## [WHAT YOU HAVE TO DO]
Reproduce the listing below in its entirety. Change nothing.

-------- MATERIAL FOR THIS TASK

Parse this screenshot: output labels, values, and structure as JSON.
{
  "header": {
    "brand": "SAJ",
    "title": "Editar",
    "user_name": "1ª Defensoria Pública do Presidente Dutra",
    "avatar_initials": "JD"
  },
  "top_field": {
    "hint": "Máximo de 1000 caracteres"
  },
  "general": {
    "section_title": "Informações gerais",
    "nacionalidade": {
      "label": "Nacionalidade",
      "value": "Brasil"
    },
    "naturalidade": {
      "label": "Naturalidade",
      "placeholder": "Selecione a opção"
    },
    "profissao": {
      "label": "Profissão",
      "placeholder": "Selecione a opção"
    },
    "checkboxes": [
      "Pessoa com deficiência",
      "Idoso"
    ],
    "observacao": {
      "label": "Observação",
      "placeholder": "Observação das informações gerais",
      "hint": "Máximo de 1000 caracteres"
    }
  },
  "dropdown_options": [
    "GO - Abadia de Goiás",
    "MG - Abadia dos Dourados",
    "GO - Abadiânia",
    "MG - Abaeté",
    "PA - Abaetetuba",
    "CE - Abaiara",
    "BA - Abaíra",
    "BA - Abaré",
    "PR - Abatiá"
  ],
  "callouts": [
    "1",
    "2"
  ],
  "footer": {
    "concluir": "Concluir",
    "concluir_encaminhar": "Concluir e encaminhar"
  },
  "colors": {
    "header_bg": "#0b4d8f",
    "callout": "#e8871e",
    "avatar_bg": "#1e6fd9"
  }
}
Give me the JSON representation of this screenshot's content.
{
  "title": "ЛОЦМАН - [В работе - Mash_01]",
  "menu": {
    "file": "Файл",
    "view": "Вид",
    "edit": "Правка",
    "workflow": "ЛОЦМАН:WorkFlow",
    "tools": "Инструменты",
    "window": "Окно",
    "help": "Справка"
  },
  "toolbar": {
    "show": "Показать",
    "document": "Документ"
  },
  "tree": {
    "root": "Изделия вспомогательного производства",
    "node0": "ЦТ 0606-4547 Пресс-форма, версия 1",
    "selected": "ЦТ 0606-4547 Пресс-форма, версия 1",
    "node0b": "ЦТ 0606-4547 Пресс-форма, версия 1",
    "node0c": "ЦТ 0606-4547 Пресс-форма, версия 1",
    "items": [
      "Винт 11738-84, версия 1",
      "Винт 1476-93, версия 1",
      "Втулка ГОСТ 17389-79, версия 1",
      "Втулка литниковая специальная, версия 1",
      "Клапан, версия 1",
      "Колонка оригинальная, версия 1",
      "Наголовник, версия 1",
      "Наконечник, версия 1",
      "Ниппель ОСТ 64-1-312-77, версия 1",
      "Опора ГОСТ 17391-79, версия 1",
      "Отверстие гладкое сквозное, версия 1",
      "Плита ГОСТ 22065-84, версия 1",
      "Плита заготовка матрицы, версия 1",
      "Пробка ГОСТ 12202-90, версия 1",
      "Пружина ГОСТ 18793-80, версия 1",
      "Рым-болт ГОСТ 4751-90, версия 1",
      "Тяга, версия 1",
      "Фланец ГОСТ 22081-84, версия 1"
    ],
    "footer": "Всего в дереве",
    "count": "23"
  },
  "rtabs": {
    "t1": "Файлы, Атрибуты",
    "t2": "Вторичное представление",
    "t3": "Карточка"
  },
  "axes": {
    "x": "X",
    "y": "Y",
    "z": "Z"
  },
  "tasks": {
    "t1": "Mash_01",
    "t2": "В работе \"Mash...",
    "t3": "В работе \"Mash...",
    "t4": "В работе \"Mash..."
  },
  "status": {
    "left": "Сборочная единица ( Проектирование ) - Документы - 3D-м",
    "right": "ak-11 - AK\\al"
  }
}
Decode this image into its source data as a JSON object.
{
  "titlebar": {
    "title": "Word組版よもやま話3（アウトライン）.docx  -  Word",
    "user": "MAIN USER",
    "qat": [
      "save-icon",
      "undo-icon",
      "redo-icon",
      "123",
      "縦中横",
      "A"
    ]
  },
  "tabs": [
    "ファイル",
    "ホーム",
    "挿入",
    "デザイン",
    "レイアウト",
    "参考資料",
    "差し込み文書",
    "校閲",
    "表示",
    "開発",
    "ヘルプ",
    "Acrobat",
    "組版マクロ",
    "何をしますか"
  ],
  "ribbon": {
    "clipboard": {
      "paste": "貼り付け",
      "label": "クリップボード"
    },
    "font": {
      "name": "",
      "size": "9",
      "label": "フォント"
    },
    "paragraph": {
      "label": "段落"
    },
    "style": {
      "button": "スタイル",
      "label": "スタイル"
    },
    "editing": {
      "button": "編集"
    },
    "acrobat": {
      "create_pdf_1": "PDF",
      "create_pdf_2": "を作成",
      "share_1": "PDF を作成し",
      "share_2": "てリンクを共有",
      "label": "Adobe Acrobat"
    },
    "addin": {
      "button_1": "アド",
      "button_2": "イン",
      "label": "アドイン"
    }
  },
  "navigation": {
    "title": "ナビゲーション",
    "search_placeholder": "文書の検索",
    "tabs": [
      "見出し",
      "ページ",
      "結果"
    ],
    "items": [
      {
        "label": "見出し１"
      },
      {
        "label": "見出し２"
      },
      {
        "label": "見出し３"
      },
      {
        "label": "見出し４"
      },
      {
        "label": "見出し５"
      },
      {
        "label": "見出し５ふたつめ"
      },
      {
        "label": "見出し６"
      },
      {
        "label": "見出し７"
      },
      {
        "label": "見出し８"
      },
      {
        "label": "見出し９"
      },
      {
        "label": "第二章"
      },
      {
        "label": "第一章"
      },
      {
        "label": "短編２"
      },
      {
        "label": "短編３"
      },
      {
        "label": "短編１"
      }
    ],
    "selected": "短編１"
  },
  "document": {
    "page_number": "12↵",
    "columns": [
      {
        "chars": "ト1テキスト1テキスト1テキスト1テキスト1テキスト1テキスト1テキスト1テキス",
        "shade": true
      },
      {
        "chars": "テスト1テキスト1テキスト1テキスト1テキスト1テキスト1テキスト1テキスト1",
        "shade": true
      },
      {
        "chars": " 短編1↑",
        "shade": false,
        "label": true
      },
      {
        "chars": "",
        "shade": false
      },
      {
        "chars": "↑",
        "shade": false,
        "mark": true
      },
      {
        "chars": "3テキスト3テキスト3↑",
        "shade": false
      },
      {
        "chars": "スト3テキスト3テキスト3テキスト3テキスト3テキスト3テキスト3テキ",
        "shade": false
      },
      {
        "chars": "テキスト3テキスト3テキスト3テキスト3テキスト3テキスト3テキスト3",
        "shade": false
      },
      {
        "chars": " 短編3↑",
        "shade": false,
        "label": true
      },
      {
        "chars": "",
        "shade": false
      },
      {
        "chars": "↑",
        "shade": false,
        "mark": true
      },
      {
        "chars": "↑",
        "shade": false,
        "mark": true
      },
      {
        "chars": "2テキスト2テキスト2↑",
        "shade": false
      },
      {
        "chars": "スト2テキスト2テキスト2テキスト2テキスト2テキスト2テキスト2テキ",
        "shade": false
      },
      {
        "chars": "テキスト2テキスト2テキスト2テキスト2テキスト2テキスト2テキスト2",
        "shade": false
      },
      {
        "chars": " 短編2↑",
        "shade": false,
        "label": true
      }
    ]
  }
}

----------------

## [TASK RESPONSE]
Parse this screenshot: output labels, values, and structure as JSON.
{
  "header": {
    "brand": "SAJ",
    "title": "Editar",
    "user_name": "1ª Defensoria Pública do Presidente Dutra",
    "avatar_initials": "JD"
  },
  "top_field": {
    "hint": "Máximo de 1000 caracteres"
  },
  "general": {
    "section_title": "Informações gerais",
    "nacionalidade": {
      "label": "Nacionalidade",
      "value": "Brasil"
    },
    "naturalidade": {
      "label": "Naturalidade",
      "placeholder": "Selecione a opção"
    },
    "profissao": {
      "label": "Profissão",
      "placeholder": "Selecione a opção"
    },
    "checkboxes": [
      "Pessoa com deficiência",
      "Idoso"
    ],
    "observacao": {
      "label": "Observação",
      "placeholder": "Observação das informações gerais",
      "hint": "Máximo de 1000 caracteres"
    }
  },
  "dropdown_options": [
    "GO - Abadia de Goiás",
    "MG - Abadia dos Dourados",
    "GO - Abadiânia",
    "MG - Abaeté",
    "PA - Abaetetuba",
    "CE - Abaiara",
    "BA - Abaíra",
    "BA - Abaré",
    "PR - Abatiá"
  ],
  "callouts": [
    "1",
    "2"
  ],
  "footer": {
    "concluir": "Concluir",
    "concluir_encaminhar": "Concluir e encaminhar"
  },
  "colors": {
    "header_bg": "#0b4d8f",
    "callout": "#e8871e",
    "avatar_bg": "#1e6fd9"
  }
}
Give me the JSON representation of this screenshot's content.
{
  "title": "ЛОЦМАН - [В работе - Mash_01]",
  "menu": {
    "file": "Файл",
    "view": "Вид",
    "edit": "Правка",
    "workflow": "ЛОЦМАН:WorkFlow",
    "tools": "Инструменты",
    "window": "Окно",
    "help": "Справка"
  },
  "toolbar": {
    "show": "Показать",
    "document": "Документ"
  },
  "tree": {
    "root": "Изделия вспомогательного производства",
    "node0": "ЦТ 0606-4547 Пресс-форма, версия 1",
    "selected": "ЦТ 0606-4547 Пресс-форма, версия 1",
    "node0b": "ЦТ 0606-4547 Пресс-форма, версия 1",
    "node0c": "ЦТ 0606-4547 Пресс-форма, версия 1",
    "items": [
      "Винт 11738-84, версия 1",
      "Винт 1476-93, версия 1",
      "Втулка ГОСТ 17389-79, версия 1",
      "Втулка литниковая специальная, версия 1",
      "Клапан, версия 1",
      "Колонка оригинальная, версия 1",
      "Наголовник, версия 1",
      "Наконечник, версия 1",
      "Ниппель ОСТ 64-1-312-77, версия 1",
      "Опора ГОСТ 17391-79, версия 1",
      "Отверстие гладкое сквозное, версия 1",
      "Плита ГОСТ 22065-84, версия 1",
      "Плита заготовка матрицы, версия 1",
      "Пробка ГОСТ 12202-90, версия 1",
      "Пружина ГОСТ 18793-80, версия 1",
      "Рым-болт ГОСТ 4751-90, версия 1",
      "Тяга, версия 1",
      "Фланец ГОСТ 22081-84, версия 1"
    ],
    "footer": "Всего в дереве",
    "count": "23"
  },
  "rtabs": {
    "t1": "Файлы, Атрибуты",
    "t2": "Вторичное представление",
    "t3": "Карточка"
  },
  "axes": {
    "x": "X",
    "y": "Y",
    "z": "Z"
  },
  "tasks": {
    "t1": "Mash_01",
    "t2": "В работе \"Mash...",
    "t3": "В работе \"Mash...",
    "t4": "В работе \"Mash..."
  },
  "status": {
    "left": "Сборочная единица ( Проектирование ) - Документы - 3D-м",
    "right": "ak-11 - AK\\al"
  }
}
Decode this image into its source data as a JSON object.
{
  "titlebar": {
    "title": "Word組版よもやま話3（アウトライン）.docx  -  Word",
    "user": "MAIN USER",
    "qat": [
      "save-icon",
      "undo-icon",
      "redo-icon",
      "123",
      "縦中横",
      "A"
    ]
  },
  "tabs": [
    "ファイル",
    "ホーム",
    "挿入",
    "デザイン",
    "レイアウト",
    "参考資料",
    "差し込み文書",
    "校閲",
    "表示",
    "開発",
    "ヘルプ",
    "Acrobat",
    "組版マクロ",
    "何をしますか"
  ],
  "ribbon": {
    "clipboard": {
      "paste": "貼り付け",
      "label": "クリップボード"
    },
    "font": {
      "name": "",
      "size": "9",
      "label": "フォント"
    },
    "paragraph": {
      "label": "段落"
    },
    "style": {
      "button": "スタイル",
      "label": "スタイル"
    },
    "editing": {
      "button": "編集"
    },
    "acrobat": {
      "create_pdf_1": "PDF",
      "create_pdf_2": "を作成",
      "share_1": "PDF を作成し",
      "share_2": "てリンクを共有",
      "label": "Adobe Acrobat"
    },
    "addin": {
      "button_1": "アド",
      "button_2": "イン",
      "label": "アドイン"
    }
  },
  "navigation": {
    "title": "ナビゲーション",
    "search_placeholder": "文書の検索",
    "tabs": [
      "見出し",
      "ページ",
      "結果"
    ],
    "items": [
      {
        "label": "見出し１"
      },
      {
        "label": "見出し２"
      },
      {
        "label": "見出し３"
      },
      {
        "label": "見出し４"
      },
      {
        "label": "見出し５"
      },
      {
        "label": "見出し５ふたつめ"
      },
      {
        "label": "見出し６"
      },
      {
        "label": "見出し７"
      },
      {
        "label": "見出し８"
      },
      {
        "label": "見出し９"
      },
      {
        "label": "第二章"
      },
      {
        "label": "第一章"
      },
      {
        "label": "短編２"
      },
      {
        "label": "短編３"
      },
      {
        "label": "短編１"
      }
    ],
    "selected": "短編１"
  },
  "document": {
    "page_number": "12↵",
    "columns": [
      {
        "chars": "ト1テキスト1テキスト1テキスト1テキスト1テキスト1テキスト1テキスト1テキス",
        "shade": true
      },
      {
        "chars": "テスト1テキスト1テキスト1テキスト1テキスト1テキスト1テキスト1テキスト1",
        "shade": true
      },
      {
        "chars": " 短編1↑",
        "shade": false,
        "label": true
      },
      {
        "chars": "",
        "shade": false
      },
      {
        "chars": "↑",
        "shade": false,
        "mark": true
      },
      {
        "chars": "3テキスト3テキスト3↑",
        "shade": false
      },
      {
        "chars": "スト3テキスト3テキスト3テキスト3テキスト3テキスト3テキスト3テキ",
        "shade": false
      },
      {
        "chars": "テキスト3テキスト3テキスト3テキスト3テキスト3テキスト3テキスト3",
        "shade": false
      },
      {
        "chars": " 短編3↑",
        "shade": false,
        "label": true
      },
      {
        "chars": "",
        "shade": false
      },
      {
        "chars": "↑",
        "shade": false,
        "mark": true
      },
      {
        "chars": "↑",
        "shade": false,
        "mark": true
      },
      {
        "chars": "2テキスト2テキスト2↑",
        "shade": false
      },
      {
        "chars": "スト2テキスト2テキスト2テキスト2テキスト2テキスト2テキスト2テキ",
        "shade": false
      },
      {
        "chars": "テキスト2テキスト2テキスト2テキスト2テキスト2テキスト2テキスト2",
        "shade": false
      },
      {
        "chars": " 短編2↑",
        "shade": false,
        "label": true
      }
    ]
  }
}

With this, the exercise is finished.